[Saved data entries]
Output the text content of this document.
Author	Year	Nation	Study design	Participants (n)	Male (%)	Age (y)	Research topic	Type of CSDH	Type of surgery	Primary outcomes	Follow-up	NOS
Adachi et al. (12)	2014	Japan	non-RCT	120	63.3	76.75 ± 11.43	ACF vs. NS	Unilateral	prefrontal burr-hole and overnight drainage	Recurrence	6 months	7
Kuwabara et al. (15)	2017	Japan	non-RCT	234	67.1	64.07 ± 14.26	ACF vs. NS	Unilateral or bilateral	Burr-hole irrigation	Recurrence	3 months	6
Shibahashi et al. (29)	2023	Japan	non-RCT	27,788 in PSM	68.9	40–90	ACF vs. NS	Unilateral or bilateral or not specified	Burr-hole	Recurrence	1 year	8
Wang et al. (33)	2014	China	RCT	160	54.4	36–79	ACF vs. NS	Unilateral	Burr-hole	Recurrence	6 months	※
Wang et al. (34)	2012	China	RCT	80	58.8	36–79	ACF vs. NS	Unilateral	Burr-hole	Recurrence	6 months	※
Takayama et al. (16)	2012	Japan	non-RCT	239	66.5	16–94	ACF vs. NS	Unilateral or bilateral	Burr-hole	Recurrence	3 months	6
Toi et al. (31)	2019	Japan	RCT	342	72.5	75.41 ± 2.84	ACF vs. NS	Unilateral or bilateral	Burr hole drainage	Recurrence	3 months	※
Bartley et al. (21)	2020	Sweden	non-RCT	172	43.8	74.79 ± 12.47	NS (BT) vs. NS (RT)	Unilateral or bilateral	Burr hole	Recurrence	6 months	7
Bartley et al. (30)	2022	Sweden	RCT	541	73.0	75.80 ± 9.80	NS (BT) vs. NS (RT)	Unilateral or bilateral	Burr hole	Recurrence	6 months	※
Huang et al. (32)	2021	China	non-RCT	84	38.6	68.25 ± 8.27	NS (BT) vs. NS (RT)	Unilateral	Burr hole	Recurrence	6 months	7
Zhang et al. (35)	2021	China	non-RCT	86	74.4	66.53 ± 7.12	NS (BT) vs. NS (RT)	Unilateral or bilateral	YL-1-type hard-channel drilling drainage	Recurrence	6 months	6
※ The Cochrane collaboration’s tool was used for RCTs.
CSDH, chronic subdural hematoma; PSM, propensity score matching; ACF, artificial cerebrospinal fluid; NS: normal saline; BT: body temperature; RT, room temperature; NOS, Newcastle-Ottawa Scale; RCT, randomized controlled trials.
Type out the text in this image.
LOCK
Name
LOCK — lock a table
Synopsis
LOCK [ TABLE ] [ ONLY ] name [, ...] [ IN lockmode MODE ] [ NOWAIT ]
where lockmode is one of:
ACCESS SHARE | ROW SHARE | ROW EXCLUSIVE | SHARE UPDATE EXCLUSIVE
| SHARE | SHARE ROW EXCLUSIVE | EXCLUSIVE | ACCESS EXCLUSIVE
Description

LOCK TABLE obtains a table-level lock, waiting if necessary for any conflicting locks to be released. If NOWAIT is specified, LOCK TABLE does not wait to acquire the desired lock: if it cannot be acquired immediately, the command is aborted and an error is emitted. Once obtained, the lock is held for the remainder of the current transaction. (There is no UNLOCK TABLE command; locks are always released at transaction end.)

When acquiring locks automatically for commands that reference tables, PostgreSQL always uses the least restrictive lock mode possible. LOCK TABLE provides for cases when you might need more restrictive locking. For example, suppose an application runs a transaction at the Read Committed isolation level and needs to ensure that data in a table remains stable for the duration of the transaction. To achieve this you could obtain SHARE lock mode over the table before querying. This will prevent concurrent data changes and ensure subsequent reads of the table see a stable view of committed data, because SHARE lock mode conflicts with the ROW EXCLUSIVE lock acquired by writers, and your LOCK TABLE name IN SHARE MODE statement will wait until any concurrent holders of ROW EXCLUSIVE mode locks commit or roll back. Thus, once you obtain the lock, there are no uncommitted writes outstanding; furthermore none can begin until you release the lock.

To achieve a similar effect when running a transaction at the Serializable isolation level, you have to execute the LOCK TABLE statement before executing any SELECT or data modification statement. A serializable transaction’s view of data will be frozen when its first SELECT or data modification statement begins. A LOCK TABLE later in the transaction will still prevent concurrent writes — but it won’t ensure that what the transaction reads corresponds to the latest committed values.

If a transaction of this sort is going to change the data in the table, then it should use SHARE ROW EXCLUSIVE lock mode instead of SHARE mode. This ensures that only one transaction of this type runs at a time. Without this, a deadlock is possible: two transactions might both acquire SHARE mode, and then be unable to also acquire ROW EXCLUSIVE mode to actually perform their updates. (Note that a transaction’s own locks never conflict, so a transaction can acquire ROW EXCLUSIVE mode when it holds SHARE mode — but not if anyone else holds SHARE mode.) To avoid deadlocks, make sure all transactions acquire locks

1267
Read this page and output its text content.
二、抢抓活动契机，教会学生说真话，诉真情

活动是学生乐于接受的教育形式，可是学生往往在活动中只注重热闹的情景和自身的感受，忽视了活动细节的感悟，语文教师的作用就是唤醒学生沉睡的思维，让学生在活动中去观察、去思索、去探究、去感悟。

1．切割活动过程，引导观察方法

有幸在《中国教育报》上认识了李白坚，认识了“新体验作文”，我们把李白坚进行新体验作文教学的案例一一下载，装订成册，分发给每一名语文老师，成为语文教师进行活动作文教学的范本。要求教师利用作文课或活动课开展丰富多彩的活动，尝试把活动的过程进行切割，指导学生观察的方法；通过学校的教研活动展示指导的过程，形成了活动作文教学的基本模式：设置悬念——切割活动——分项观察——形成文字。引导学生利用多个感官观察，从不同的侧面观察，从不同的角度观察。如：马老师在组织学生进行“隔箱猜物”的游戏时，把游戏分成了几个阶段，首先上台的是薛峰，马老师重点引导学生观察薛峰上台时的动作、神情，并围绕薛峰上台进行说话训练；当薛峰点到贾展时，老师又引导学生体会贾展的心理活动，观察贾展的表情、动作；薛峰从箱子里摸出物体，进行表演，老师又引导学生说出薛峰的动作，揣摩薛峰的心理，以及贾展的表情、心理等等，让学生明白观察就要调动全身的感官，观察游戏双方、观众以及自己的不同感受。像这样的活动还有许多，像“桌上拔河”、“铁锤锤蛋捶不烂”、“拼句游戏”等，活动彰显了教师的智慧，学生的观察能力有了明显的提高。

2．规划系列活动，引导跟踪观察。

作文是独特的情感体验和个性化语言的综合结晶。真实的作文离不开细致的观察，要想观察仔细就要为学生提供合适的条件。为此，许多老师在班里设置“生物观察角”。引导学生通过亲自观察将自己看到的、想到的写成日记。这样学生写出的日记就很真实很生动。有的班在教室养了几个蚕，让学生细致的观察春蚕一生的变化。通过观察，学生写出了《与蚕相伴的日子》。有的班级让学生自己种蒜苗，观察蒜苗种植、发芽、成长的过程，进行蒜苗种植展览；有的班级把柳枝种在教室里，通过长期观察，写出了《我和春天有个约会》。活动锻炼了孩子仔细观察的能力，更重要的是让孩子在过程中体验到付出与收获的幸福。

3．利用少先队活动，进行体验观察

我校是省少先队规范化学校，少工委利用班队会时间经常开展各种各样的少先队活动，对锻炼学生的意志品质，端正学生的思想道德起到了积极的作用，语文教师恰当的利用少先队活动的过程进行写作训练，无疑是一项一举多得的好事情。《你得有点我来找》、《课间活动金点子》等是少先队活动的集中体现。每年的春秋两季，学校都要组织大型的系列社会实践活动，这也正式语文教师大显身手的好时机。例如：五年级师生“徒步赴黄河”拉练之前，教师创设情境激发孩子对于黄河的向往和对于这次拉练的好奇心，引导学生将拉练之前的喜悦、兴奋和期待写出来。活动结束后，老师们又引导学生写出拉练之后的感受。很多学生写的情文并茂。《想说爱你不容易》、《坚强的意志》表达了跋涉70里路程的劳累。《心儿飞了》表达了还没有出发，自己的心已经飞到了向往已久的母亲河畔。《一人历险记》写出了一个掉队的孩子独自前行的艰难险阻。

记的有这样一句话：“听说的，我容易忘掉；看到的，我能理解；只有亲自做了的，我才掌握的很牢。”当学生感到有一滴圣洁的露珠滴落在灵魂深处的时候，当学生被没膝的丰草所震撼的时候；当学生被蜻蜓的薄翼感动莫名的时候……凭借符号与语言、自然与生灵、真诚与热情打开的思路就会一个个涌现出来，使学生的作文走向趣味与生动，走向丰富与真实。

Exercise task
Tally how many lines of the material contain the word "months". The answer must be the number and nothing else.

Solution to this problem
10